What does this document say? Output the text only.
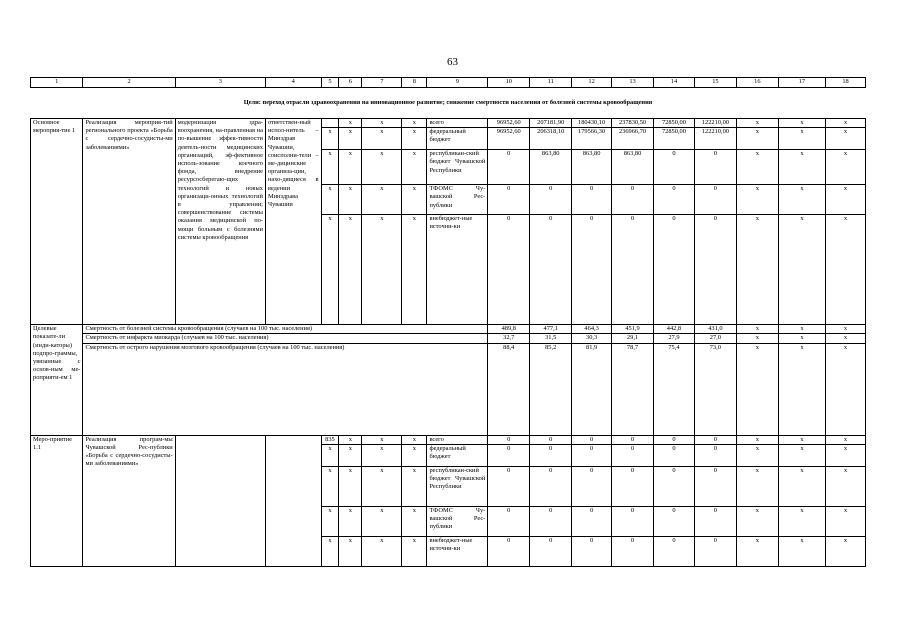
63
1	2	3	4	5	6	7	8	9	10	11	12	13	14	15	16	17	18
Цели: переход отрасли здравоохранения на инновационное развитие; снижение смертности населения от болезней системы кровообращения																	
Основное мероприя-тие 1	Реализация мероприя-тий регионального проекта «Борьба с сердечно-сосудисты-ми заболеваниями»	модернизация здра-воохранения, на-правленная на по-вышение эффек-тивности деятель-ности медицинских организаций, эф-фективное исполь-зование коечного фонда, внедрение ресурсосберегаю-щих технологий и новых организаци-онных технологий в управлении; совершенствование системы оказания медицинской по-мощи больным с болезнями системы кровообращения	ответствен-ный испол-нитель – Минздрав Чувашии, соисполни-тели – ме-дицинские организа-ции, нахо-дящиеся в ведении Минздрава Чувашии		x	x	x	всего	96952,60	207181,90	180430,10	237830,50	72850,00	122210,00	x	x	x
				x	x	x	x	федеральный бюджет	96952,60	206318,10	179566,30	236966,70	72850,00	122210,00	x	x	x
				x	x	x	x	республикан-ский бюджет Чувашской Республики	0	863,80	863,80	863,80	0	0	x	x	x
				x	x	x	x	ТФОМС Чу-вашской Рес-публики	0	0	0	0	0	0	x	x	x
				x	x	x	x	внебюджет-ные источни-ки	0	0	0	0	0	0	x	x	x
Целевые показате-ли (инди-каторы) подпро-граммы, увязанные с основ-ным ме-роприяти-ем 1	Смертность от болезней системы кровообращения (случаев на 100 тыс. населения)								489,8	477,1	464,3	451,9	442,8	431,0	x	x	x
	Смертность от инфаркта миокарда (случаев на 100 тыс. населения)								32,7	31,5	30,3	29,1	27,9	27,0	x	x	x
	Смертность от острого нарушения мозгового кровообращения (случаев на 100 тыс. населения)								88,4	85,2	81,9	78,7	75,4	73,0	x	x	x
Меро-приятие 1.1	Реализация програм-мы Чувашской Рес-публики «Борьба с сердечно-сосудисты-ми заболеваниями»			835	x	x	x	всего	0	0	0	0	0	0	x	x	x
				x	x	x	x	федеральный бюджет	0	0	0	0	0	0	x	x	x
				x	x	x	x	республикан-ский бюджет Чувашской Республики	0	0	0	0	0	0	x	x	x
				x	x	x	x	ТФОМС Чу-вашской Рес-публики	0	0	0	0	0	0	x	x	x
				x	x	x	x	внебюджет-ные источни-ки	0	0	0	0	0	0	x	x	x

**What is being asked:**
Out of the material above, select every line that holds the string "Чувашской".

**Solution for this problem:**
				x	x	x	x	республикан-ский бюджет Чувашской Республики	0	863,80	863,80	863,80	0	0	x	x	x
Меро-приятие 1.1	Реализация програм-мы Чувашской Рес-публики «Борьба с сердечно-сосудисты-ми заболеваниями»			835	x	x	x	всего	0	0	0	0	0	0	x	x	x
				x	x	x	x	республикан-ский бюджет Чувашской Республики	0	0	0	0	0	0	x	x	x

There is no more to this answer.